(Extracts from a graphics dataset)
Begin
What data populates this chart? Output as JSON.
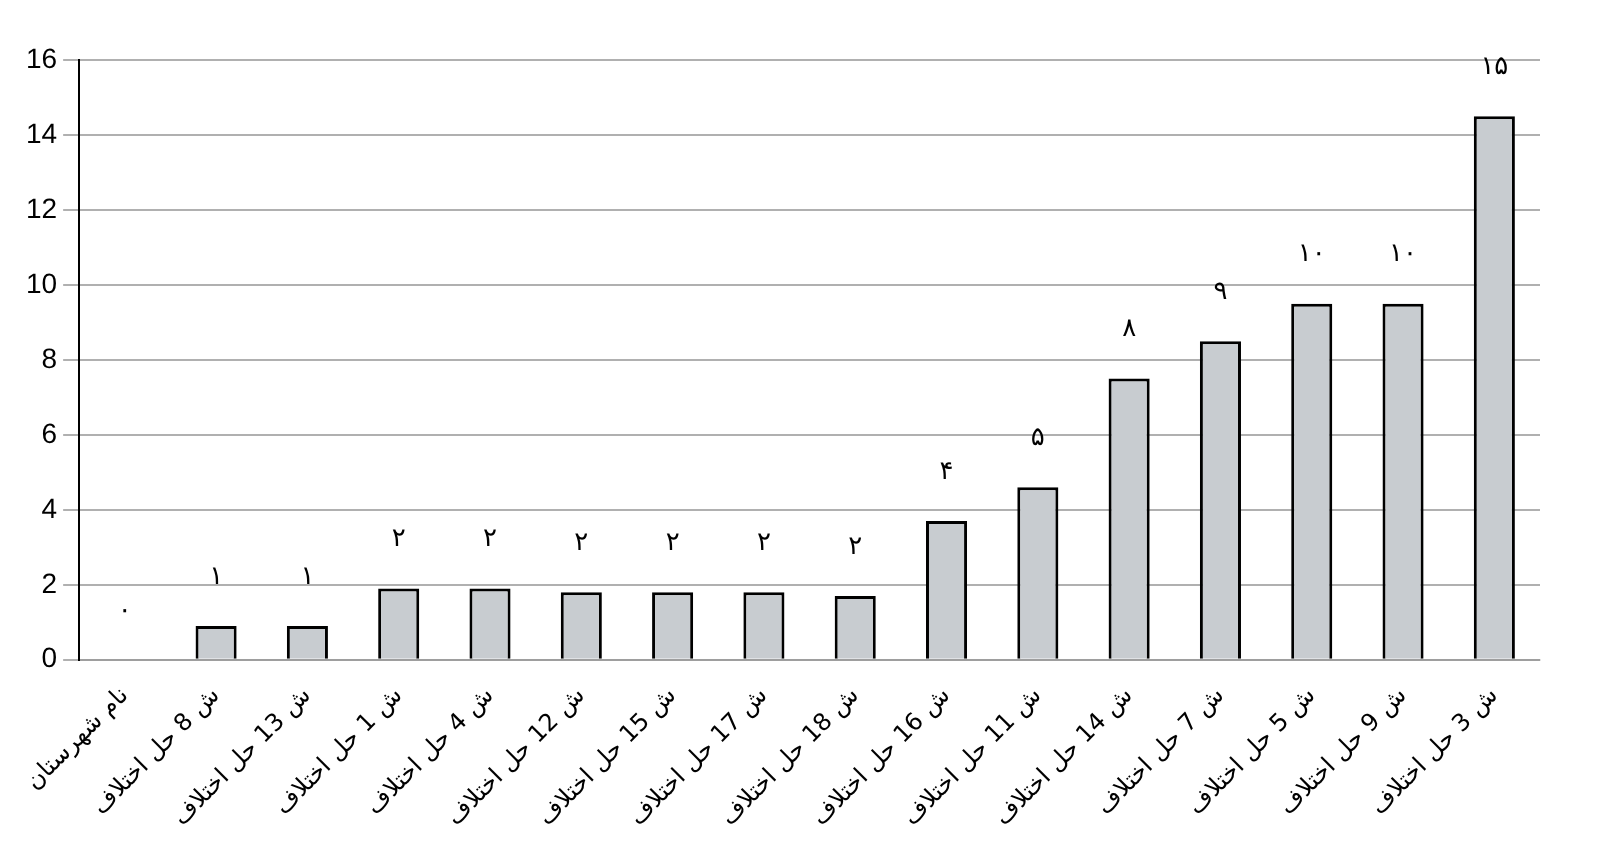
{
  "chart_data": {
    "type": "bar",
    "categories": [
      "نام شهرستان",
      "ش 8 حل اختلاف",
      "ش 13 حل اختلاف",
      "ش 1 حل اختلاف",
      "ش 4 حل اختلاف",
      "ش 12 حل اختلاف",
      "ش 15 حل اختلاف",
      "ش 17 حل اختلاف",
      "ش 18 حل اختلاف",
      "ش 16 حل اختلاف",
      "ش 11 حل اختلاف",
      "ش 14 حل اختلاف",
      "ش 7 حل اختلاف",
      "ش 5 حل اختلاف",
      "ش 9 حل اختلاف",
      "ش 3 حل اختلاف"
    ],
    "values": [
      0,
      0.9,
      0.9,
      1.9,
      1.9,
      1.8,
      1.8,
      1.8,
      1.7,
      3.7,
      4.6,
      7.5,
      8.5,
      9.5,
      9.5,
      14.5
    ],
    "value_labels": [
      "۰",
      "۱",
      "۱",
      "۲",
      "۲",
      "۲",
      "۲",
      "۲",
      "۲",
      "۴",
      "۵",
      "۸",
      "۹",
      "۱۰",
      "۱۰",
      "۱۵"
    ],
    "color": "#c8ccd0",
    "ylim": [
      0,
      16
    ],
    "yticks": [
      0,
      2,
      4,
      6,
      8,
      10,
      12,
      14,
      16
    ],
    "grid": "y",
    "legend": false
  }
}
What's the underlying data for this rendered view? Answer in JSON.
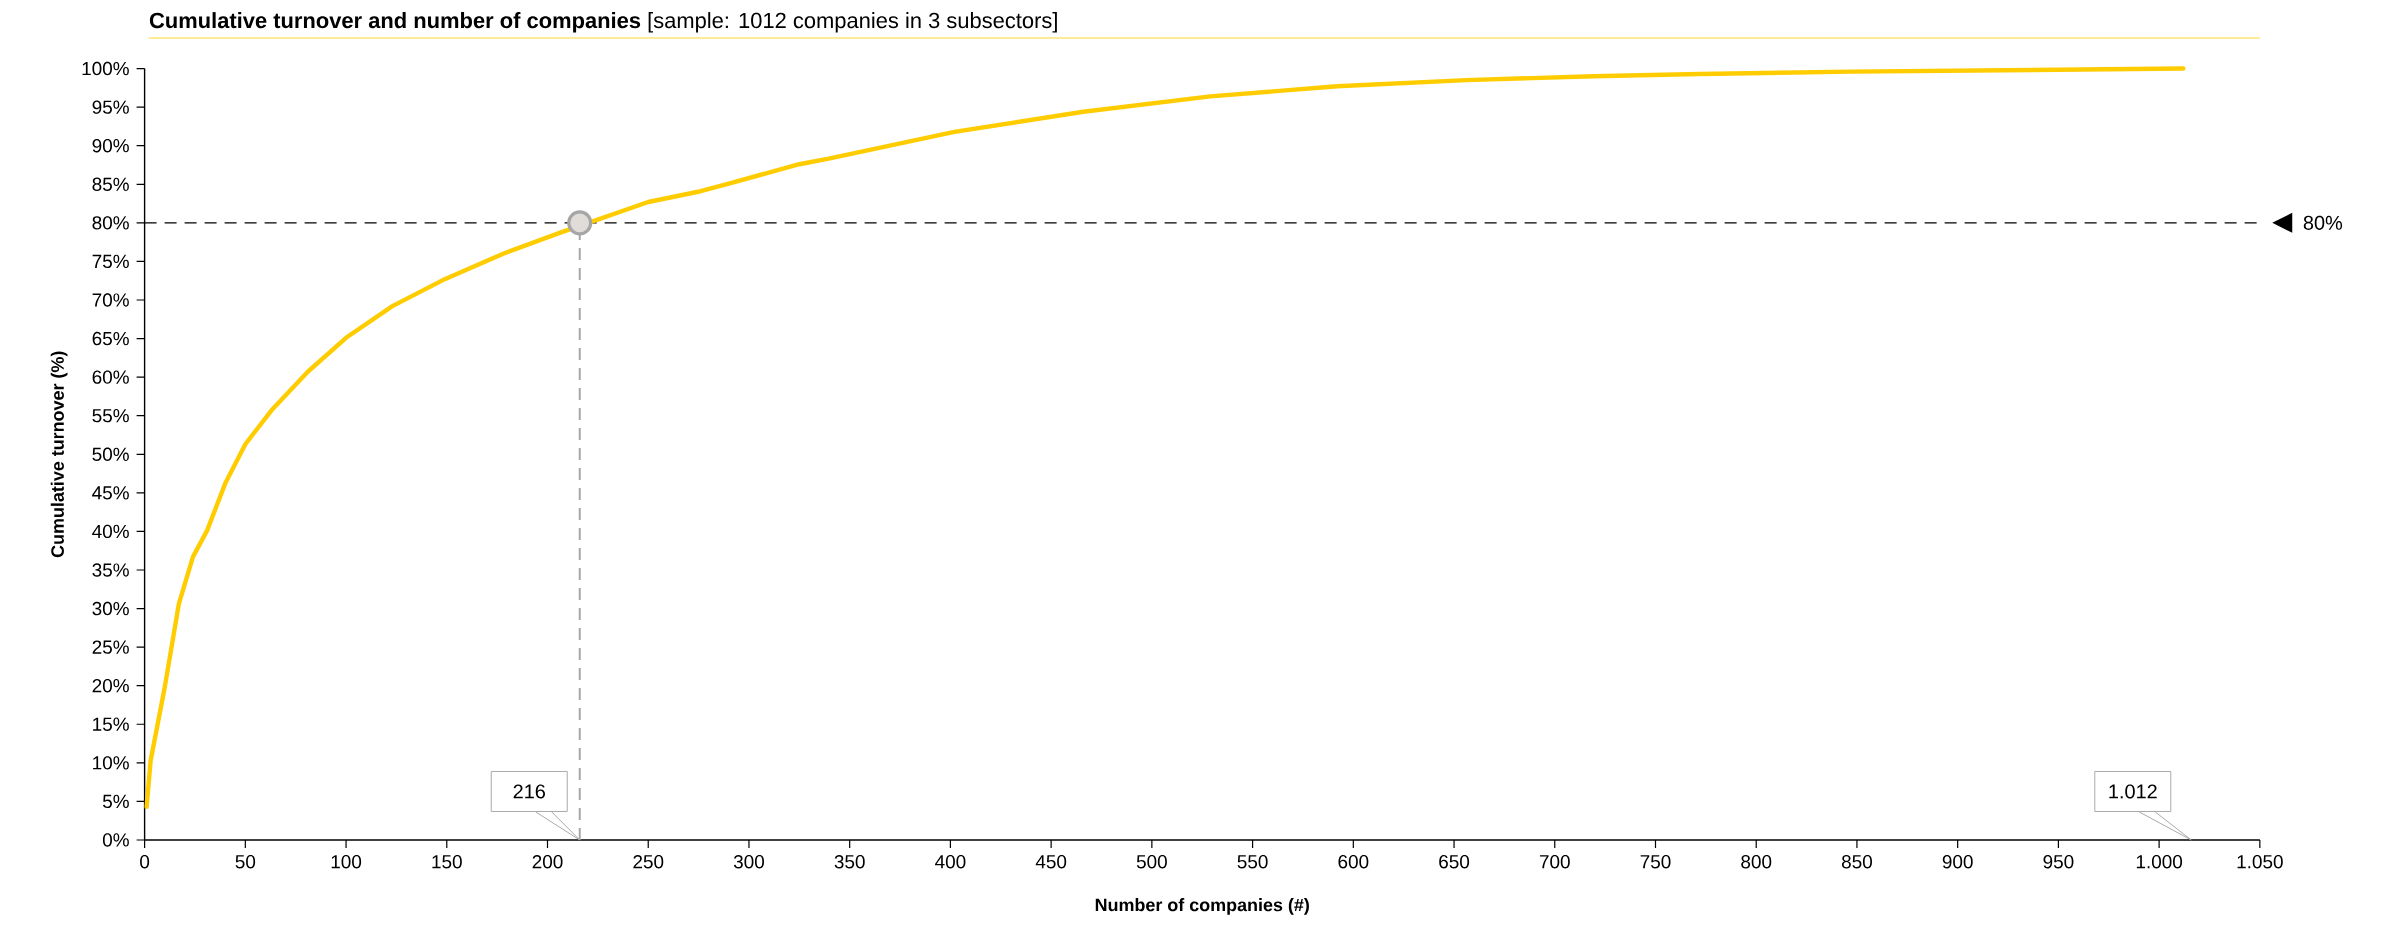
{
  "chart_data": {
    "type": "line",
    "title": "**Cumulative turnover and number of companies** [sample: 1012 companies in 3 subsectors]",
    "xlabel": "Number of companies (#)",
    "ylabel": "Cumulative turnover (%)",
    "xlim": [
      0,
      1050
    ],
    "ylim": [
      0,
      100
    ],
    "xticks": [
      0,
      50,
      100,
      150,
      200,
      250,
      300,
      350,
      400,
      450,
      500,
      550,
      600,
      650,
      700,
      750,
      800,
      850,
      900,
      950,
      {
        "value": 1000,
        "label": "1.000"
      },
      {
        "value": 1050,
        "label": "1.050"
      }
    ],
    "yticks": [
      {
        "value": 0,
        "label": "0%"
      },
      {
        "value": 5,
        "label": "5%"
      },
      {
        "value": 10,
        "label": "10%"
      },
      {
        "value": 15,
        "label": "15%"
      },
      {
        "value": 20,
        "label": "20%"
      },
      {
        "value": 25,
        "label": "25%"
      },
      {
        "value": 30,
        "label": "30%"
      },
      {
        "value": 35,
        "label": "35%"
      },
      {
        "value": 40,
        "label": "40%"
      },
      {
        "value": 45,
        "label": "45%"
      },
      {
        "value": 50,
        "label": "50%"
      },
      {
        "value": 55,
        "label": "55%"
      },
      {
        "value": 60,
        "label": "60%"
      },
      {
        "value": 65,
        "label": "65%"
      },
      {
        "value": 70,
        "label": "70%"
      },
      {
        "value": 75,
        "label": "75%"
      },
      {
        "value": 80,
        "label": "80%"
      },
      {
        "value": 85,
        "label": "85%"
      },
      {
        "value": 90,
        "label": "90%"
      },
      {
        "value": 95,
        "label": "95%"
      },
      {
        "value": 100,
        "label": "100%"
      }
    ],
    "series": [
      {
        "color": "#ffcc00",
        "x": [
          1,
          3,
          10,
          17,
          24,
          31,
          40,
          50,
          63,
          81,
          100,
          123,
          149,
          178,
          206,
          216,
          250,
          276,
          290,
          325,
          339,
          402,
          466,
          529,
          592,
          656,
          719,
          772,
          847,
          1012
        ],
        "values": [
          4.3,
          10.3,
          19.8,
          30.6,
          36.7,
          40.1,
          46.2,
          51.3,
          55.7,
          60.7,
          65.1,
          69.2,
          72.7,
          76,
          78.7,
          null,
          82.7,
          84.1,
          85.1,
          87.6,
          88.3,
          91.8,
          94.4,
          96.4,
          97.7,
          98.5,
          99.0,
          99.3,
          99.6,
          100
        ]
      },
      {
        "type": "scatter",
        "marker": "circle",
        "color": "#e0dcd7",
        "x": [
          216
        ],
        "values": [
          80
        ]
      }
    ],
    "ref_lines": [
      {
        "axis": "y",
        "value": 80,
        "label": "80%",
        "color": "#000000",
        "line_style": "dashed"
      },
      {
        "axis": "x",
        "value": 216,
        "label": "216",
        "color": "#a6a6a6",
        "line_style": "dashed"
      }
    ],
    "annotations": [
      "1.012"
    ]
  }
}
End
__DO THIS__. Without the pictures, return the entries exactly as they appear.

__RESULT FOR THIS EXERCISE__.
What data populates this chart? Output as JSON.
{
  "chart_data": {
    "type": "bar",
    "categories": [
      "نام شهرستان",
      "ش 8 حل اختلاف",
      "ش 13 حل اختلاف",
      "ش 1 حل اختلاف",
      "ش 4 حل اختلاف",
      "ش 12 حل اختلاف",
      "ش 15 حل اختلاف",
      "ش 17 حل اختلاف",
      "ش 18 حل اختلاف",
      "ش 16 حل اختلاف",
      "ش 11 حل اختلاف",
      "ش 14 حل اختلاف",
      "ش 7 حل اختلاف",
      "ش 5 حل اختلاف",
      "ش 9 حل اختلاف",
      "ش 3 حل اختلاف"
    ],
    "values": [
      0,
      0.9,
      0.9,
      1.9,
      1.9,
      1.8,
      1.8,
      1.8,
      1.7,
      3.7,
      4.6,
      7.5,
      8.5,
      9.5,
      9.5,
      14.5
    ],
    "value_labels": [
      "۰",
      "۱",
      "۱",
      "۲",
      "۲",
      "۲",
      "۲",
      "۲",
      "۲",
      "۴",
      "۵",
      "۸",
      "۹",
      "۱۰",
      "۱۰",
      "۱۵"
    ],
    "color": "#c8ccd0",
    "ylim": [
      0,
      16
    ],
    "yticks": [
      0,
      2,
      4,
      6,
      8,
      10,
      12,
      14,
      16
    ],
    "grid": "y",
    "legend": false
  }
}
What's the underlying data for this rendered view? Answer in JSON.
{
  "chart_data": {
    "type": "line",
    "title": "**Cumulative turnover and number of companies** [sample: 1012 companies in 3 subsectors]",
    "xlabel": "Number of companies (#)",
    "ylabel": "Cumulative turnover (%)",
    "xlim": [
      0,
      1050
    ],
    "ylim": [
      0,
      100
    ],
    "xticks": [
      0,
      50,
      100,
      150,
      200,
      250,
      300,
      350,
      400,
      450,
      500,
      550,
      600,
      650,
      700,
      750,
      800,
      850,
      900,
      950,
      {
        "value": 1000,
        "label": "1.000"
      },
      {
        "value": 1050,
        "label": "1.050"
      }
    ],
    "yticks": [
      {
        "value": 0,
        "label": "0%"
      },
      {
        "value": 5,
        "label": "5%"
      },
      {
        "value": 10,
        "label": "10%"
      },
      {
        "value": 15,
        "label": "15%"
      },
      {
        "value": 20,
        "label": "20%"
      },
      {
        "value": 25,
        "label": "25%"
      },
      {
        "value": 30,
        "label": "30%"
      },
      {
        "value": 35,
        "label": "35%"
      },
      {
        "value": 40,
        "label": "40%"
      },
      {
        "value": 45,
        "label": "45%"
      },
      {
        "value": 50,
        "label": "50%"
      },
      {
        "value": 55,
        "label": "55%"
      },
      {
        "value": 60,
        "label": "60%"
      },
      {
        "value": 65,
        "label": "65%"
      },
      {
        "value": 70,
        "label": "70%"
      },
      {
        "value": 75,
        "label": "75%"
      },
      {
        "value": 80,
        "label": "80%"
      },
      {
        "value": 85,
        "label": "85%"
      },
      {
        "value": 90,
        "label": "90%"
      },
      {
        "value": 95,
        "label": "95%"
      },
      {
        "value": 100,
        "label": "100%"
      }
    ],
    "series": [
      {
        "color": "#ffcc00",
        "x": [
          1,
          3,
          10,
          17,
          24,
          31,
          40,
          50,
          63,
          81,
          100,
          123,
          149,
          178,
          206,
          216,
          250,
          276,
          290,
          325,
          339,
          402,
          466,
          529,
          592,
          656,
          719,
          772,
          847,
          1012
        ],
        "values": [
          4.3,
          10.3,
          19.8,
          30.6,
          36.7,
          40.1,
          46.2,
          51.3,
          55.7,
          60.7,
          65.1,
          69.2,
          72.7,
          76,
          78.7,
          null,
          82.7,
          84.1,
          85.1,
          87.6,
          88.3,
          91.8,
          94.4,
          96.4,
          97.7,
          98.5,
          99.0,
          99.3,
          99.6,
          100
        ]
      },
      {
        "type": "scatter",
        "marker": "circle",
        "color": "#e0dcd7",
        "x": [
          216
        ],
        "values": [
          80
        ]
      }
    ],
    "ref_lines": [
      {
        "axis": "y",
        "value": 80,
        "label": "80%",
        "color": "#000000",
        "line_style": "dashed"
      },
      {
        "axis": "x",
        "value": 216,
        "label": "216",
        "color": "#a6a6a6",
        "line_style": "dashed"
      }
    ],
    "annotations": [
      "1.012"
    ]
  }
}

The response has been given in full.